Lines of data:
--- BEGIN ---

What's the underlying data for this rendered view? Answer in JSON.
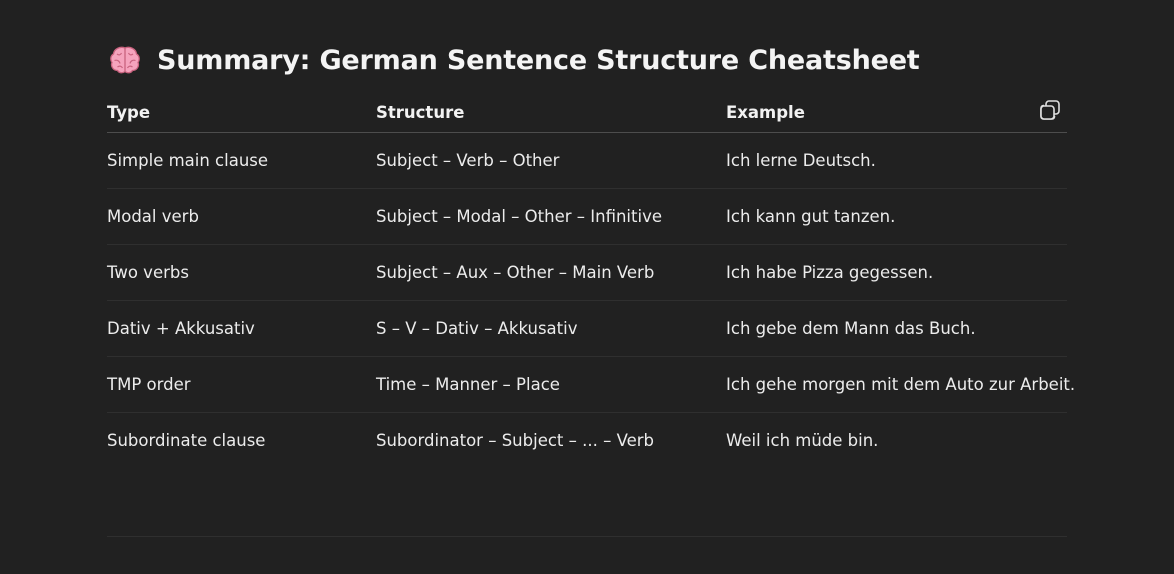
{
  "title": "Summary: German Sentence Structure Cheatsheet",
  "title_icon": "brain-emoji",
  "copy_icon": "copy-icon",
  "table": {
    "headers": [
      "Type",
      "Structure",
      "Example"
    ],
    "rows": [
      [
        "Simple main clause",
        "Subject – Verb – Other",
        "Ich lerne Deutsch."
      ],
      [
        "Modal verb",
        "Subject – Modal – Other – Infinitive",
        "Ich kann gut tanzen."
      ],
      [
        "Two verbs",
        "Subject – Aux – Other – Main Verb",
        "Ich habe Pizza gegessen."
      ],
      [
        "Dativ + Akkusativ",
        "S – V – Dativ – Akkusativ",
        "Ich gebe dem Mann das Buch."
      ],
      [
        "TMP order",
        "Time – Manner – Place",
        "Ich gehe morgen mit dem Auto zur Arbeit."
      ],
      [
        "Subordinate clause",
        "Subordinator – Subject – ... – Verb",
        "Weil ich müde bin."
      ]
    ]
  },
  "colors": {
    "background": "#212121",
    "text": "#ececec",
    "divider": "#2f2f2f",
    "header_divider": "#4d4d4d"
  }
}
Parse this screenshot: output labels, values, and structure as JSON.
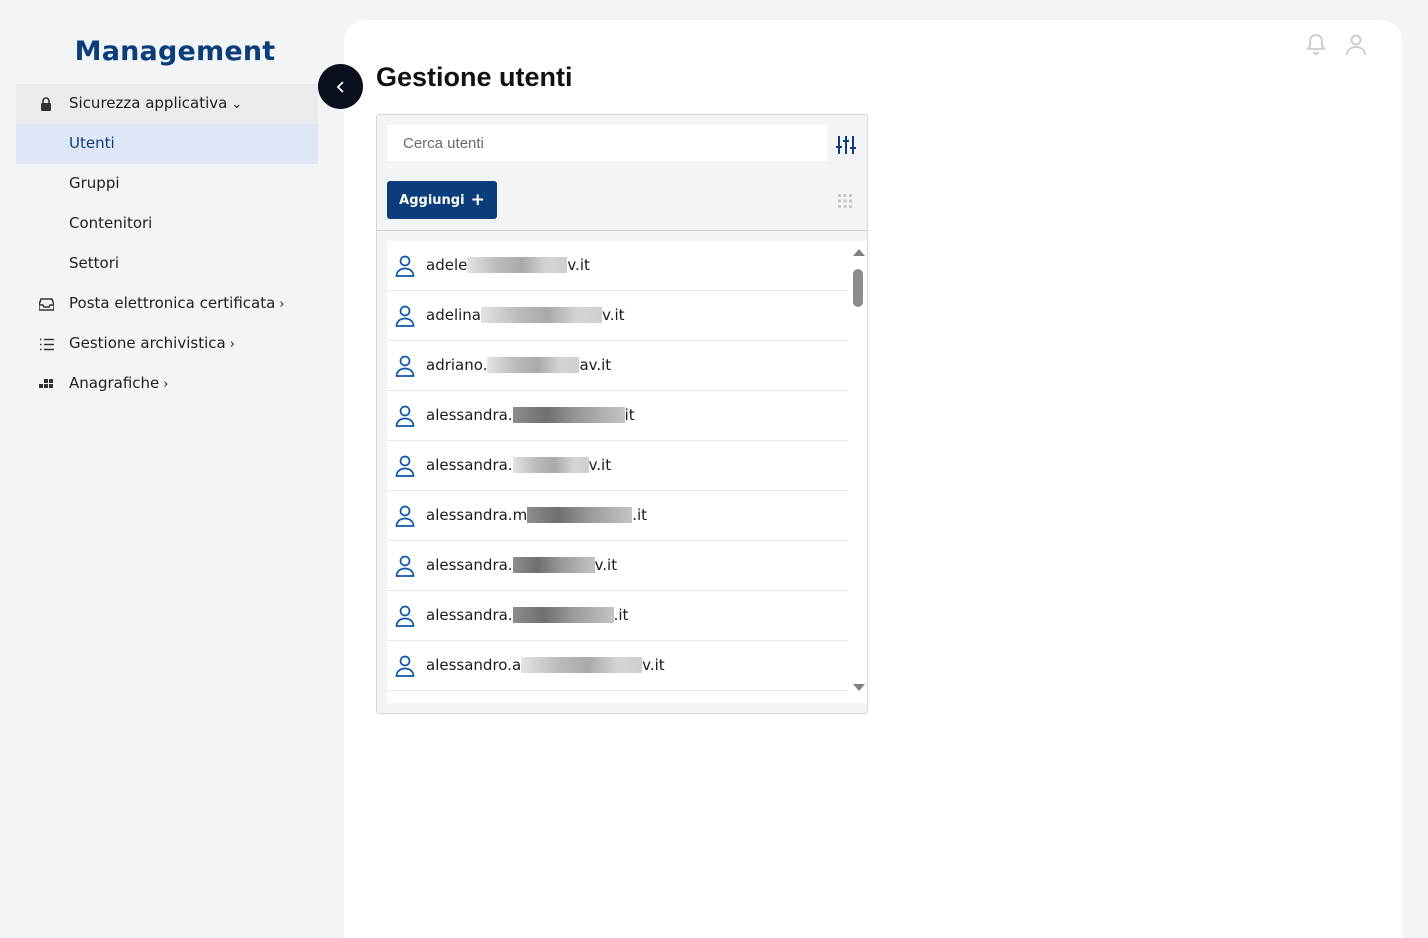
{
  "app": {
    "title": "Management"
  },
  "sidebar": {
    "items": [
      {
        "label": "Sicurezza applicativa",
        "icon": "lock-icon",
        "chevron": "⌄"
      },
      {
        "label": "Utenti"
      },
      {
        "label": "Gruppi"
      },
      {
        "label": "Contenitori"
      },
      {
        "label": "Settori"
      },
      {
        "label": "Posta elettronica certificata",
        "icon": "inbox-icon",
        "chevron": "›"
      },
      {
        "label": "Gestione archivistica",
        "icon": "list-icon",
        "chevron": "›"
      },
      {
        "label": "Anagrafiche",
        "icon": "widgets-icon",
        "chevron": "›"
      }
    ]
  },
  "header": {
    "title": "Gestione utenti",
    "icons": [
      "bell-icon",
      "user-profile-icon"
    ]
  },
  "search": {
    "placeholder": "Cerca utenti",
    "value": ""
  },
  "toolbar": {
    "add_label": "Aggiungi",
    "add_icon": "+"
  },
  "users": [
    {
      "prefix": "adele",
      "suffix": "v.it"
    },
    {
      "prefix": "adelina",
      "suffix": "v.it"
    },
    {
      "prefix": "adriano.",
      "suffix": "av.it"
    },
    {
      "prefix": "alessandra.",
      "suffix": "it"
    },
    {
      "prefix": "alessandra.",
      "suffix": "v.it"
    },
    {
      "prefix": "alessandra.m",
      "suffix": ".it"
    },
    {
      "prefix": "alessandra.",
      "suffix": "v.it"
    },
    {
      "prefix": "alessandra.",
      "suffix": ".it"
    },
    {
      "prefix": "alessandro.a",
      "suffix": "v.it"
    }
  ],
  "colors": {
    "brand": "#0b3d7a",
    "active_bg": "#dfe7f7",
    "page_bg": "#f3f4f6"
  }
}
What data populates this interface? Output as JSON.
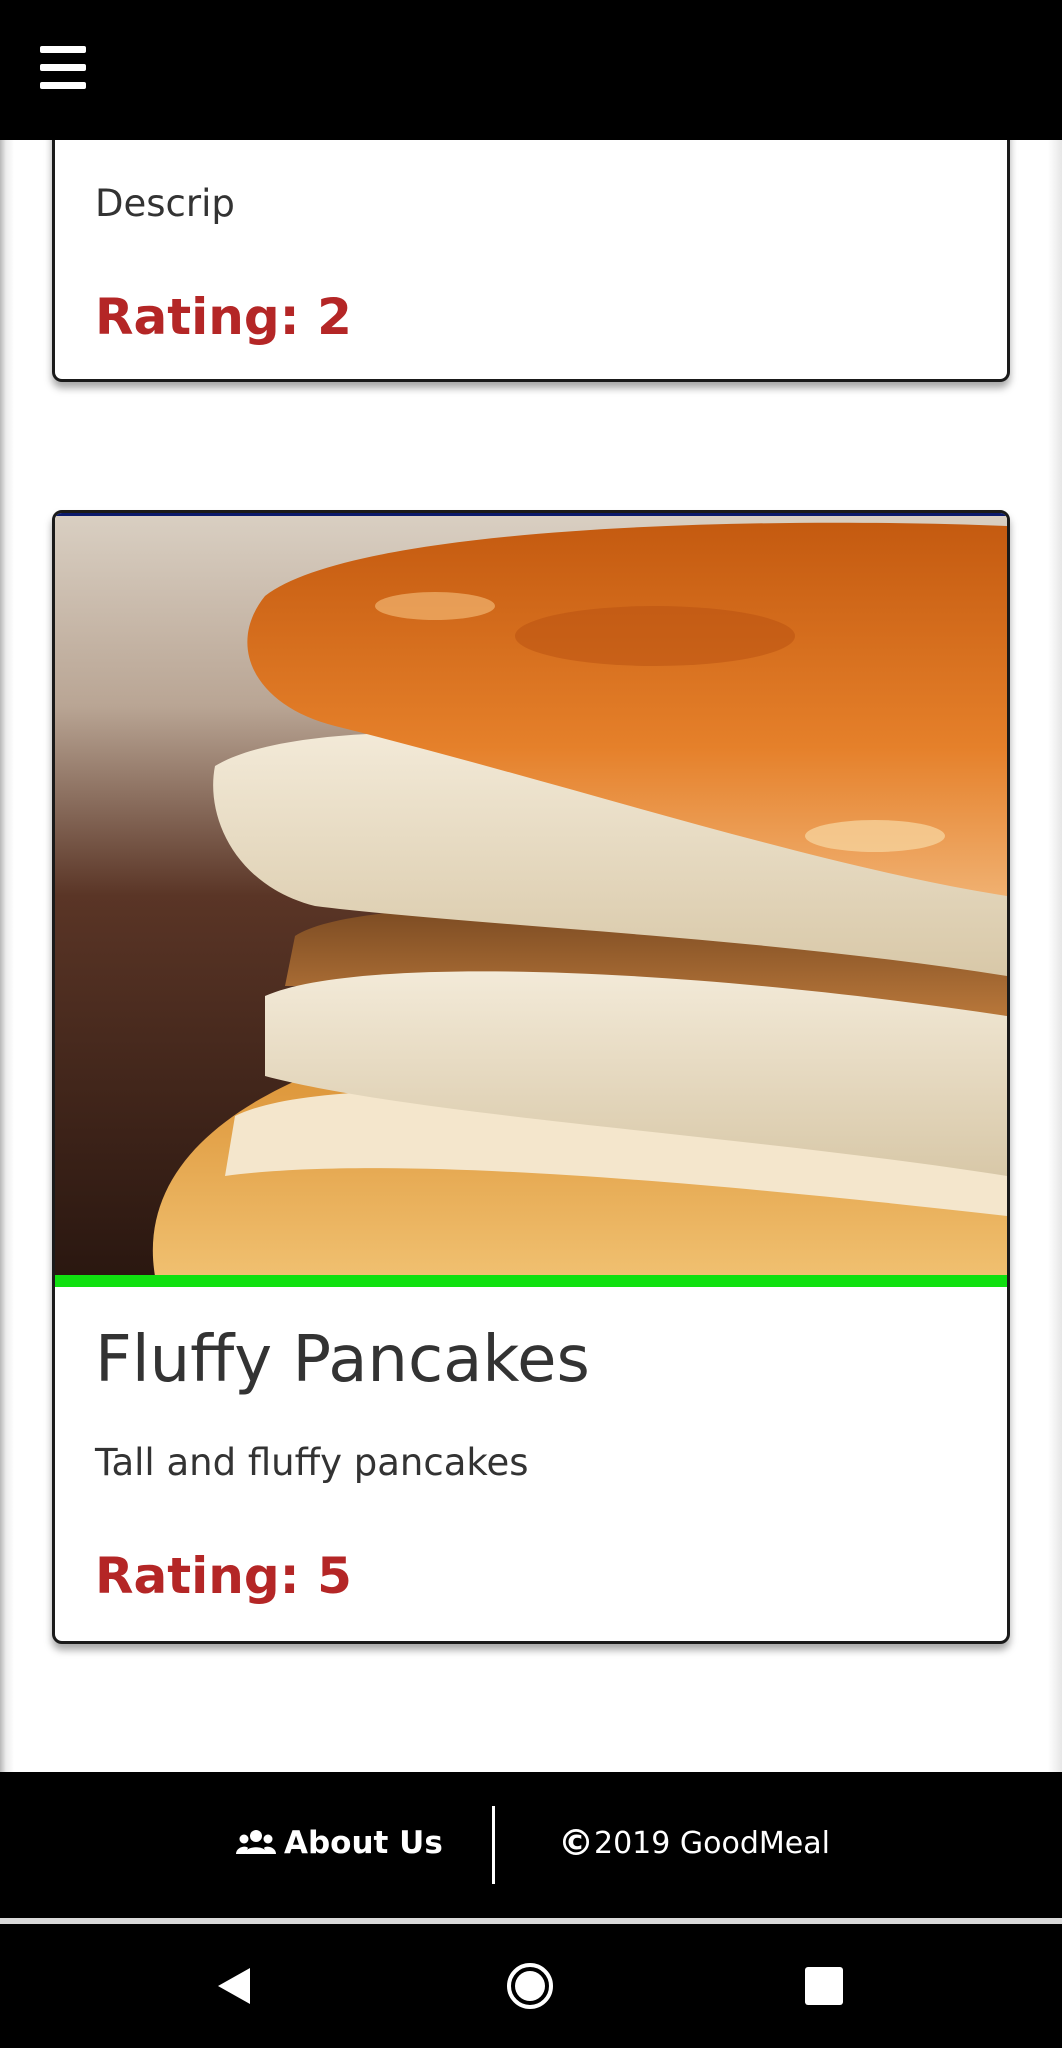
{
  "header": {
    "menu_icon": "hamburger-menu-icon"
  },
  "recipes": [
    {
      "description": "Descrip",
      "rating": "Rating: 2"
    },
    {
      "image_icon": "pancakes-photo",
      "title": "Fluffy Pancakes",
      "description": "Tall and fluffy pancakes",
      "rating": "Rating: 5"
    }
  ],
  "footer": {
    "about_label": "About Us",
    "about_icon": "users-icon",
    "copyright_symbol": "©",
    "copyright_text": "2019 GoodMeal"
  },
  "system_nav": {
    "back_icon": "back-triangle-icon",
    "home_icon": "home-circle-icon",
    "recents_icon": "recents-square-icon"
  },
  "colors": {
    "rating": "#b42626",
    "accent_bar": "#10e010",
    "bar_background": "#000000"
  }
}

--- END ---

Keep every word of the data as it is when you write it out, but drop the pictures.

What's the underlying data for this rendered view? Answer in JSON.
{
  "title": "Summary: German Sentence Structure Cheatsheet",
  "title_icon": "brain-emoji",
  "copy_icon": "copy-icon",
  "table": {
    "headers": [
      "Type",
      "Structure",
      "Example"
    ],
    "rows": [
      [
        "Simple main clause",
        "Subject – Verb – Other",
        "Ich lerne Deutsch."
      ],
      [
        "Modal verb",
        "Subject – Modal – Other – Infinitive",
        "Ich kann gut tanzen."
      ],
      [
        "Two verbs",
        "Subject – Aux – Other – Main Verb",
        "Ich habe Pizza gegessen."
      ],
      [
        "Dativ + Akkusativ",
        "S – V – Dativ – Akkusativ",
        "Ich gebe dem Mann das Buch."
      ],
      [
        "TMP order",
        "Time – Manner – Place",
        "Ich gehe morgen mit dem Auto zur Arbeit."
      ],
      [
        "Subordinate clause",
        "Subordinator – Subject – ... – Verb",
        "Weil ich müde bin."
      ]
    ]
  },
  "colors": {
    "background": "#212121",
    "text": "#ececec",
    "divider": "#2f2f2f",
    "header_divider": "#4d4d4d"
  }
}
Parse this screenshot: output labels, values, and structure as JSON.
{
  "app": {
    "title": "Management"
  },
  "sidebar": {
    "items": [
      {
        "label": "Sicurezza applicativa",
        "icon": "lock-icon",
        "chevron": "⌄"
      },
      {
        "label": "Utenti"
      },
      {
        "label": "Gruppi"
      },
      {
        "label": "Contenitori"
      },
      {
        "label": "Settori"
      },
      {
        "label": "Posta elettronica certificata",
        "icon": "inbox-icon",
        "chevron": "›"
      },
      {
        "label": "Gestione archivistica",
        "icon": "list-icon",
        "chevron": "›"
      },
      {
        "label": "Anagrafiche",
        "icon": "widgets-icon",
        "chevron": "›"
      }
    ]
  },
  "header": {
    "title": "Gestione utenti",
    "icons": [
      "bell-icon",
      "user-profile-icon"
    ]
  },
  "search": {
    "placeholder": "Cerca utenti",
    "value": ""
  },
  "toolbar": {
    "add_label": "Aggiungi",
    "add_icon": "+"
  },
  "users": [
    {
      "prefix": "adele",
      "suffix": "v.it"
    },
    {
      "prefix": "adelina",
      "suffix": "v.it"
    },
    {
      "prefix": "adriano.",
      "suffix": "av.it"
    },
    {
      "prefix": "alessandra.",
      "suffix": "it"
    },
    {
      "prefix": "alessandra.",
      "suffix": "v.it"
    },
    {
      "prefix": "alessandra.m",
      "suffix": ".it"
    },
    {
      "prefix": "alessandra.",
      "suffix": "v.it"
    },
    {
      "prefix": "alessandra.",
      "suffix": ".it"
    },
    {
      "prefix": "alessandro.a",
      "suffix": "v.it"
    }
  ],
  "colors": {
    "brand": "#0b3d7a",
    "active_bg": "#dfe7f7",
    "page_bg": "#f3f4f6"
  }
}
What data populates this interface? Output as JSON.
{
  "header": {
    "menu_icon": "hamburger-menu-icon"
  },
  "recipes": [
    {
      "description": "Descrip",
      "rating": "Rating: 2"
    },
    {
      "image_icon": "pancakes-photo",
      "title": "Fluffy Pancakes",
      "description": "Tall and fluffy pancakes",
      "rating": "Rating: 5"
    }
  ],
  "footer": {
    "about_label": "About Us",
    "about_icon": "users-icon",
    "copyright_symbol": "©",
    "copyright_text": "2019 GoodMeal"
  },
  "system_nav": {
    "back_icon": "back-triangle-icon",
    "home_icon": "home-circle-icon",
    "recents_icon": "recents-square-icon"
  },
  "colors": {
    "rating": "#b42626",
    "accent_bar": "#10e010",
    "bar_background": "#000000"
  }
}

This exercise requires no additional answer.